Problem: Return nothing but the lines from the line containing "Extract all readable text from this page." through the last line of the records, reproduced exactly.

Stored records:

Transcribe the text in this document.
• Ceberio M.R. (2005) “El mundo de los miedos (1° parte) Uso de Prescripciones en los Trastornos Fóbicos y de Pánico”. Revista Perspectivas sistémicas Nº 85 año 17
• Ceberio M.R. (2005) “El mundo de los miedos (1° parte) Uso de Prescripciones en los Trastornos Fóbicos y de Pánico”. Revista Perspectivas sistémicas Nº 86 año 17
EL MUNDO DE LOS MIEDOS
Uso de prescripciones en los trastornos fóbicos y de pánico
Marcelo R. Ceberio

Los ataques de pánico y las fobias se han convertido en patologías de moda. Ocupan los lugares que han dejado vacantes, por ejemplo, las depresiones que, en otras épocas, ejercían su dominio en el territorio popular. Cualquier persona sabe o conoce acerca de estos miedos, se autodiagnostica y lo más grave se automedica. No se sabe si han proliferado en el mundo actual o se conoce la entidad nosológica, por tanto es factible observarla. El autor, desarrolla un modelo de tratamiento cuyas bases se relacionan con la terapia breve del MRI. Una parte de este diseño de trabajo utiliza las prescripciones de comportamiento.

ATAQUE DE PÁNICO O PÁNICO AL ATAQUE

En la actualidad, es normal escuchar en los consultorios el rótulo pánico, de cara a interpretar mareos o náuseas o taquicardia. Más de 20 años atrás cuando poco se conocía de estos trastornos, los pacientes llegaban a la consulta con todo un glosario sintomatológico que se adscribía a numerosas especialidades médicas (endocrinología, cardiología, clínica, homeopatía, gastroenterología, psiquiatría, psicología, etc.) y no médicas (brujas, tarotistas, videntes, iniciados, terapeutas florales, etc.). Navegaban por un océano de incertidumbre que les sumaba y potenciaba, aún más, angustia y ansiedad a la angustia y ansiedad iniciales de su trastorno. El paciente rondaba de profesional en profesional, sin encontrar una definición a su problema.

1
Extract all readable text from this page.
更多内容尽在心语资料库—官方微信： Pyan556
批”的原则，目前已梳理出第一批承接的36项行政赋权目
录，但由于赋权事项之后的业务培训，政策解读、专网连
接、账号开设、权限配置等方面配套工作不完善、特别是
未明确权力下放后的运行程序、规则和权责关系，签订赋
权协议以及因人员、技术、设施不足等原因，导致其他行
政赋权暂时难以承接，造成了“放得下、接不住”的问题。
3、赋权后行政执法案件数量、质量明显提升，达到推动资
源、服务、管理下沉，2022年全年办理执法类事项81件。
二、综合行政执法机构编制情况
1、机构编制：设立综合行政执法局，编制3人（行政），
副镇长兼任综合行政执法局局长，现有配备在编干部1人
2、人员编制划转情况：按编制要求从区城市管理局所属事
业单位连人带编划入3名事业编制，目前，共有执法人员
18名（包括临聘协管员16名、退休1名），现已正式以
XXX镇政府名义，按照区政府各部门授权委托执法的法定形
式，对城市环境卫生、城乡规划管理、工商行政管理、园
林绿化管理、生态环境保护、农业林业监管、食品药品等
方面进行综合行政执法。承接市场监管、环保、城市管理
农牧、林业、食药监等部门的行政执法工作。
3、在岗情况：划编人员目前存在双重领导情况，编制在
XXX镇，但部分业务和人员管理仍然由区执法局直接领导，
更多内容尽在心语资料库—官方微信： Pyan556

Response below:
Extract all readable text from this page.
更多内容尽在心语资料库—官方微信： Pyan556
批”的原则，目前已梳理出第一批承接的36项行政赋权目
录，但由于赋权事项之后的业务培训，政策解读、专网连
接、账号开设、权限配置等方面配套工作不完善、特别是
未明确权力下放后的运行程序、规则和权责关系，签订赋
权协议以及因人员、技术、设施不足等原因，导致其他行
政赋权暂时难以承接，造成了“放得下、接不住”的问题。
3、赋权后行政执法案件数量、质量明显提升，达到推动资
源、服务、管理下沉，2022年全年办理执法类事项81件。
二、综合行政执法机构编制情况
1、机构编制：设立综合行政执法局，编制3人（行政），
副镇长兼任综合行政执法局局长，现有配备在编干部1人
2、人员编制划转情况：按编制要求从区城市管理局所属事
业单位连人带编划入3名事业编制，目前，共有执法人员
18名（包括临聘协管员16名、退休1名），现已正式以
XXX镇政府名义，按照区政府各部门授权委托执法的法定形
式，对城市环境卫生、城乡规划管理、工商行政管理、园
林绿化管理、生态环境保护、农业林业监管、食品药品等
方面进行综合行政执法。承接市场监管、环保、城市管理
农牧、林业、食药监等部门的行政执法工作。
3、在岗情况：划编人员目前存在双重领导情况，编制在
XXX镇，但部分业务和人员管理仍然由区执法局直接领导，
更多内容尽在心语资料库—官方微信： Pyan556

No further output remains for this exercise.